[TASK PROMPT]:
Transcribe the material verbatim in full; the pictures do not belong in the copy.

▽

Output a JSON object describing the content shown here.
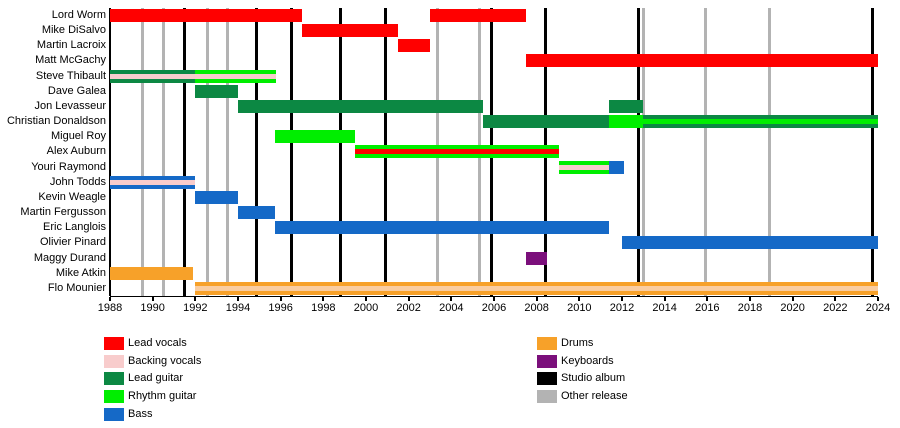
{
  "chart_data": {
    "type": "timeline",
    "description": "Band members timeline (gantt-style), roles by color, release lines vertical",
    "x_axis": {
      "start": 1988,
      "end": 2024,
      "tick_step": 2,
      "ticks": [
        1988,
        1990,
        1992,
        1994,
        1996,
        1998,
        2000,
        2002,
        2004,
        2006,
        2008,
        2010,
        2012,
        2014,
        2016,
        2018,
        2020,
        2022,
        2024
      ]
    },
    "roles": {
      "lead_vocals": "#FF0000",
      "backing_vocals": "#F8CCCC",
      "lead_guitar": "#0C8843",
      "rhythm_guitar": "#00EE00",
      "bass": "#1569C7",
      "drums": "#F7A129",
      "keyboards": "#7B0F7B",
      "studio_album": "#000000",
      "other_release": "#B3B3B3"
    },
    "members": [
      {
        "name": "Lord Worm",
        "segments": [
          {
            "from": 1988,
            "to": 1997,
            "role": "lead_vocals"
          },
          {
            "from": 2003,
            "to": 2007.5,
            "role": "lead_vocals"
          }
        ]
      },
      {
        "name": "Mike DiSalvo",
        "segments": [
          {
            "from": 1997,
            "to": 2001.5,
            "role": "lead_vocals"
          }
        ]
      },
      {
        "name": "Martin Lacroix",
        "segments": [
          {
            "from": 2001.5,
            "to": 2003,
            "role": "lead_vocals"
          }
        ]
      },
      {
        "name": "Matt McGachy",
        "segments": [
          {
            "from": 2007.5,
            "to": 2024,
            "role": "lead_vocals"
          }
        ]
      },
      {
        "name": "Steve Thibault",
        "segments": [
          {
            "from": 1988,
            "to": 1992,
            "role": "lead_guitar",
            "stripe": "backing_vocals"
          },
          {
            "from": 1992,
            "to": 1995.8,
            "role": "rhythm_guitar",
            "stripe": "backing_vocals"
          }
        ]
      },
      {
        "name": "Dave Galea",
        "segments": [
          {
            "from": 1992,
            "to": 1994,
            "role": "lead_guitar"
          }
        ]
      },
      {
        "name": "Jon Levasseur",
        "segments": [
          {
            "from": 1994,
            "to": 2005.5,
            "role": "lead_guitar"
          },
          {
            "from": 2011.4,
            "to": 2013,
            "role": "lead_guitar"
          }
        ]
      },
      {
        "name": "Christian Donaldson",
        "segments": [
          {
            "from": 2005.5,
            "to": 2011.4,
            "role": "lead_guitar"
          },
          {
            "from": 2011.4,
            "to": 2013,
            "role": "rhythm_guitar"
          },
          {
            "from": 2013,
            "to": 2024,
            "role": "lead_guitar",
            "stripe": "rhythm_guitar"
          }
        ]
      },
      {
        "name": "Miguel Roy",
        "segments": [
          {
            "from": 1995.75,
            "to": 1999.5,
            "role": "rhythm_guitar"
          }
        ]
      },
      {
        "name": "Alex Auburn",
        "segments": [
          {
            "from": 1999.5,
            "to": 2009.05,
            "role": "rhythm_guitar",
            "stripe": "lead_vocals"
          }
        ]
      },
      {
        "name": "Youri Raymond",
        "segments": [
          {
            "from": 2009.05,
            "to": 2011.4,
            "role": "rhythm_guitar",
            "stripe": "backing_vocals"
          },
          {
            "from": 2011.4,
            "to": 2012.1,
            "role": "bass"
          }
        ]
      },
      {
        "name": "John Todds",
        "segments": [
          {
            "from": 1988,
            "to": 1992,
            "role": "bass",
            "stripe": "backing_vocals"
          }
        ]
      },
      {
        "name": "Kevin Weagle",
        "segments": [
          {
            "from": 1992,
            "to": 1994,
            "role": "bass"
          }
        ]
      },
      {
        "name": "Martin Fergusson",
        "segments": [
          {
            "from": 1994,
            "to": 1995.75,
            "role": "bass"
          }
        ]
      },
      {
        "name": "Eric Langlois",
        "segments": [
          {
            "from": 1995.75,
            "to": 2011.4,
            "role": "bass"
          }
        ]
      },
      {
        "name": "Olivier Pinard",
        "segments": [
          {
            "from": 2012,
            "to": 2024,
            "role": "bass"
          }
        ]
      },
      {
        "name": "Maggy Durand",
        "segments": [
          {
            "from": 2007.5,
            "to": 2008.5,
            "role": "keyboards"
          }
        ]
      },
      {
        "name": "Mike Atkin",
        "segments": [
          {
            "from": 1988,
            "to": 1991.9,
            "role": "drums"
          }
        ]
      },
      {
        "name": "Flo Mounier",
        "segments": [
          {
            "from": 1992,
            "to": 2024,
            "role": "drums",
            "stripe": "backing_vocals",
            "stripe_color": "#FACDA0"
          }
        ]
      }
    ],
    "releases": {
      "studio_albums": [
        1991.5,
        1994.85,
        1996.5,
        1998.8,
        2000.9,
        2005.9,
        2008.4,
        2012.75,
        2023.75
      ],
      "other_releases": [
        1989.5,
        1990.5,
        1992.55,
        1993.5,
        2003.35,
        2005.3,
        2013.0,
        2015.9,
        2018.9
      ]
    },
    "legend": {
      "left": [
        {
          "label": "Lead vocals",
          "role": "lead_vocals"
        },
        {
          "label": "Backing vocals",
          "role": "backing_vocals"
        },
        {
          "label": "Lead guitar",
          "role": "lead_guitar"
        },
        {
          "label": "Rhythm guitar",
          "role": "rhythm_guitar"
        },
        {
          "label": "Bass",
          "role": "bass"
        }
      ],
      "right": [
        {
          "label": "Drums",
          "role": "drums"
        },
        {
          "label": "Keyboards",
          "role": "keyboards"
        },
        {
          "label": "Studio album",
          "role": "studio_album"
        },
        {
          "label": "Other release",
          "role": "other_release"
        }
      ]
    }
  }
}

△

[WRITTEN SOLUTION]:
Output a JSON object describing the content shown here.
{
  "chart_data": {
    "type": "timeline",
    "description": "Band members timeline (gantt-style), roles by color, release lines vertical",
    "x_axis": {
      "start": 1988,
      "end": 2024,
      "tick_step": 2,
      "ticks": [
        1988,
        1990,
        1992,
        1994,
        1996,
        1998,
        2000,
        2002,
        2004,
        2006,
        2008,
        2010,
        2012,
        2014,
        2016,
        2018,
        2020,
        2022,
        2024
      ]
    },
    "roles": {
      "lead_vocals": "#FF0000",
      "backing_vocals": "#F8CCCC",
      "lead_guitar": "#0C8843",
      "rhythm_guitar": "#00EE00",
      "bass": "#1569C7",
      "drums": "#F7A129",
      "keyboards": "#7B0F7B",
      "studio_album": "#000000",
      "other_release": "#B3B3B3"
    },
    "members": [
      {
        "name": "Lord Worm",
        "segments": [
          {
            "from": 1988,
            "to": 1997,
            "role": "lead_vocals"
          },
          {
            "from": 2003,
            "to": 2007.5,
            "role": "lead_vocals"
          }
        ]
      },
      {
        "name": "Mike DiSalvo",
        "segments": [
          {
            "from": 1997,
            "to": 2001.5,
            "role": "lead_vocals"
          }
        ]
      },
      {
        "name": "Martin Lacroix",
        "segments": [
          {
            "from": 2001.5,
            "to": 2003,
            "role": "lead_vocals"
          }
        ]
      },
      {
        "name": "Matt McGachy",
        "segments": [
          {
            "from": 2007.5,
            "to": 2024,
            "role": "lead_vocals"
          }
        ]
      },
      {
        "name": "Steve Thibault",
        "segments": [
          {
            "from": 1988,
            "to": 1992,
            "role": "lead_guitar",
            "stripe": "backing_vocals"
          },
          {
            "from": 1992,
            "to": 1995.8,
            "role": "rhythm_guitar",
            "stripe": "backing_vocals"
          }
        ]
      },
      {
        "name": "Dave Galea",
        "segments": [
          {
            "from": 1992,
            "to": 1994,
            "role": "lead_guitar"
          }
        ]
      },
      {
        "name": "Jon Levasseur",
        "segments": [
          {
            "from": 1994,
            "to": 2005.5,
            "role": "lead_guitar"
          },
          {
            "from": 2011.4,
            "to": 2013,
            "role": "lead_guitar"
          }
        ]
      },
      {
        "name": "Christian Donaldson",
        "segments": [
          {
            "from": 2005.5,
            "to": 2011.4,
            "role": "lead_guitar"
          },
          {
            "from": 2011.4,
            "to": 2013,
            "role": "rhythm_guitar"
          },
          {
            "from": 2013,
            "to": 2024,
            "role": "lead_guitar",
            "stripe": "rhythm_guitar"
          }
        ]
      },
      {
        "name": "Miguel Roy",
        "segments": [
          {
            "from": 1995.75,
            "to": 1999.5,
            "role": "rhythm_guitar"
          }
        ]
      },
      {
        "name": "Alex Auburn",
        "segments": [
          {
            "from": 1999.5,
            "to": 2009.05,
            "role": "rhythm_guitar",
            "stripe": "lead_vocals"
          }
        ]
      },
      {
        "name": "Youri Raymond",
        "segments": [
          {
            "from": 2009.05,
            "to": 2011.4,
            "role": "rhythm_guitar",
            "stripe": "backing_vocals"
          },
          {
            "from": 2011.4,
            "to": 2012.1,
            "role": "bass"
          }
        ]
      },
      {
        "name": "John Todds",
        "segments": [
          {
            "from": 1988,
            "to": 1992,
            "role": "bass",
            "stripe": "backing_vocals"
          }
        ]
      },
      {
        "name": "Kevin Weagle",
        "segments": [
          {
            "from": 1992,
            "to": 1994,
            "role": "bass"
          }
        ]
      },
      {
        "name": "Martin Fergusson",
        "segments": [
          {
            "from": 1994,
            "to": 1995.75,
            "role": "bass"
          }
        ]
      },
      {
        "name": "Eric Langlois",
        "segments": [
          {
            "from": 1995.75,
            "to": 2011.4,
            "role": "bass"
          }
        ]
      },
      {
        "name": "Olivier Pinard",
        "segments": [
          {
            "from": 2012,
            "to": 2024,
            "role": "bass"
          }
        ]
      },
      {
        "name": "Maggy Durand",
        "segments": [
          {
            "from": 2007.5,
            "to": 2008.5,
            "role": "keyboards"
          }
        ]
      },
      {
        "name": "Mike Atkin",
        "segments": [
          {
            "from": 1988,
            "to": 1991.9,
            "role": "drums"
          }
        ]
      },
      {
        "name": "Flo Mounier",
        "segments": [
          {
            "from": 1992,
            "to": 2024,
            "role": "drums",
            "stripe": "backing_vocals",
            "stripe_color": "#FACDA0"
          }
        ]
      }
    ],
    "releases": {
      "studio_albums": [
        1991.5,
        1994.85,
        1996.5,
        1998.8,
        2000.9,
        2005.9,
        2008.4,
        2012.75,
        2023.75
      ],
      "other_releases": [
        1989.5,
        1990.5,
        1992.55,
        1993.5,
        2003.35,
        2005.3,
        2013.0,
        2015.9,
        2018.9
      ]
    },
    "legend": {
      "left": [
        {
          "label": "Lead vocals",
          "role": "lead_vocals"
        },
        {
          "label": "Backing vocals",
          "role": "backing_vocals"
        },
        {
          "label": "Lead guitar",
          "role": "lead_guitar"
        },
        {
          "label": "Rhythm guitar",
          "role": "rhythm_guitar"
        },
        {
          "label": "Bass",
          "role": "bass"
        }
      ],
      "right": [
        {
          "label": "Drums",
          "role": "drums"
        },
        {
          "label": "Keyboards",
          "role": "keyboards"
        },
        {
          "label": "Studio album",
          "role": "studio_album"
        },
        {
          "label": "Other release",
          "role": "other_release"
        }
      ]
    }
  }
}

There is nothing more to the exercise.